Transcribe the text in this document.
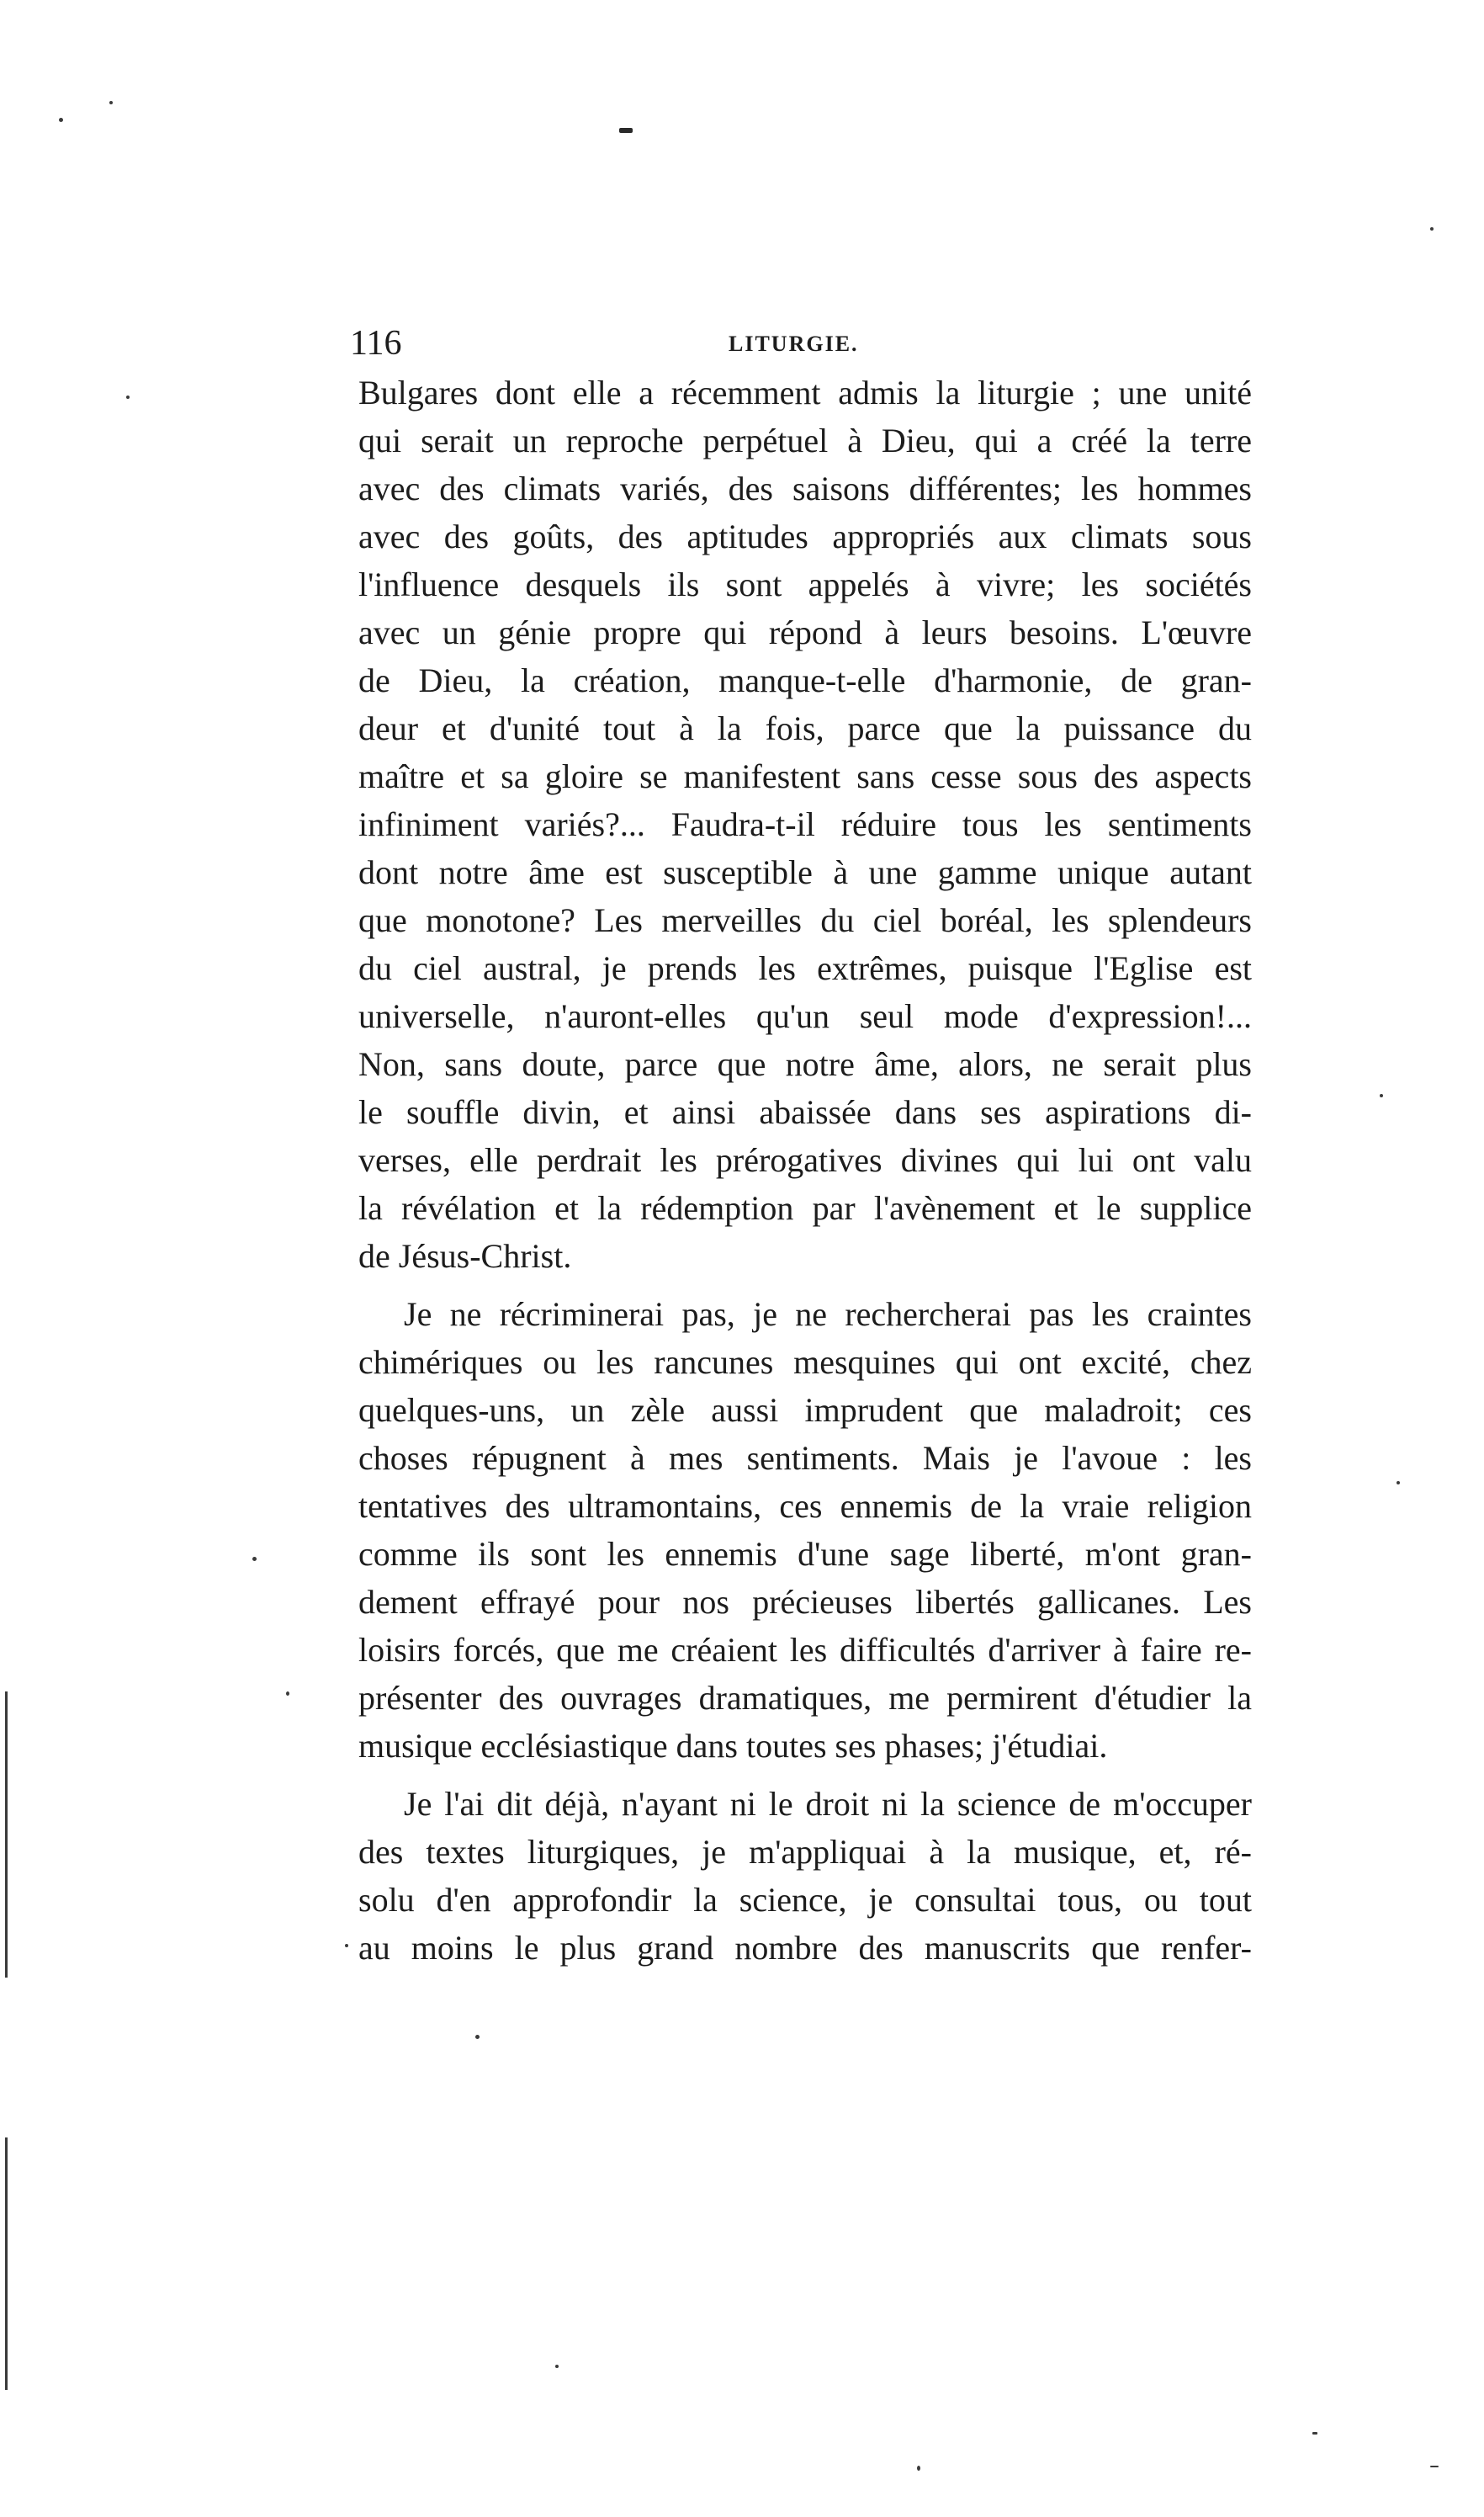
116	LITURGIE.
Bulgares dont elle a récemment admis la liturgie ; une unité
qui serait un reproche perpétuel à Dieu, qui a créé la terre
avec des climats variés, des saisons différentes; les hommes
avec des goûts, des aptitudes appropriés aux climats sous
l'influence desquels ils sont appelés à vivre; les sociétés
avec un génie propre qui répond à leurs besoins. L'œuvre
de Dieu, la création, manque-t-elle d'harmonie, de gran-
deur et d'unité tout à la fois, parce que la puissance du
maître et sa gloire se manifestent sans cesse sous des aspects
infiniment variés?... Faudra-t-il réduire tous les sentiments
dont notre âme est susceptible à une gamme unique autant
que monotone? Les merveilles du ciel boréal, les splendeurs
du ciel austral, je prends les extrêmes, puisque l'Eglise est
universelle, n'auront-elles qu'un seul mode d'expression!...
Non, sans doute, parce que notre âme, alors, ne serait plus
le souffle divin, et ainsi abaissée dans ses aspirations di-
verses, elle perdrait les prérogatives divines qui lui ont valu
la révélation et la rédemption par l'avènement et le supplice
de Jésus-Christ.
Je ne récriminerai pas, je ne rechercherai pas les craintes
chimériques ou les rancunes mesquines qui ont excité, chez
quelques-uns, un zèle aussi imprudent que maladroit; ces
choses répugnent à mes sentiments. Mais je l'avoue : les
tentatives des ultramontains, ces ennemis de la vraie religion
comme ils sont les ennemis d'une sage liberté, m'ont gran-
dement effrayé pour nos précieuses libertés gallicanes. Les
loisirs forcés, que me créaient les difficultés d'arriver à faire re-
présenter des ouvrages dramatiques, me permirent d'étudier la
musique ecclésiastique dans toutes ses phases; j'étudiai.
Je l'ai dit déjà, n'ayant ni le droit ni la science de m'occuper
des textes liturgiques, je m'appliquai à la musique, et, ré-
solu d'en approfondir la science, je consultai tous, ou tout
au moins le plus grand nombre des manuscrits que renfer-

◆ GIVEN EXERCISE:
Without the pictures, retype the whole of the material above exactly.

◆ SOLVED EXERCISE:
Transcribe the text in this document.
116	LITURGIE.
Bulgares dont elle a récemment admis la liturgie ; une unité
qui serait un reproche perpétuel à Dieu, qui a créé la terre
avec des climats variés, des saisons différentes; les hommes
avec des goûts, des aptitudes appropriés aux climats sous
l'influence desquels ils sont appelés à vivre; les sociétés
avec un génie propre qui répond à leurs besoins. L'œuvre
de Dieu, la création, manque-t-elle d'harmonie, de gran-
deur et d'unité tout à la fois, parce que la puissance du
maître et sa gloire se manifestent sans cesse sous des aspects
infiniment variés?... Faudra-t-il réduire tous les sentiments
dont notre âme est susceptible à une gamme unique autant
que monotone? Les merveilles du ciel boréal, les splendeurs
du ciel austral, je prends les extrêmes, puisque l'Eglise est
universelle, n'auront-elles qu'un seul mode d'expression!...
Non, sans doute, parce que notre âme, alors, ne serait plus
le souffle divin, et ainsi abaissée dans ses aspirations di-
verses, elle perdrait les prérogatives divines qui lui ont valu
la révélation et la rédemption par l'avènement et le supplice
de Jésus-Christ.
Je ne récriminerai pas, je ne rechercherai pas les craintes
chimériques ou les rancunes mesquines qui ont excité, chez
quelques-uns, un zèle aussi imprudent que maladroit; ces
choses répugnent à mes sentiments. Mais je l'avoue : les
tentatives des ultramontains, ces ennemis de la vraie religion
comme ils sont les ennemis d'une sage liberté, m'ont gran-
dement effrayé pour nos précieuses libertés gallicanes. Les
loisirs forcés, que me créaient les difficultés d'arriver à faire re-
présenter des ouvrages dramatiques, me permirent d'étudier la
musique ecclésiastique dans toutes ses phases; j'étudiai.
Je l'ai dit déjà, n'ayant ni le droit ni la science de m'occuper
des textes liturgiques, je m'appliquai à la musique, et, ré-
solu d'en approfondir la science, je consultai tous, ou tout
au moins le plus grand nombre des manuscrits que renfer-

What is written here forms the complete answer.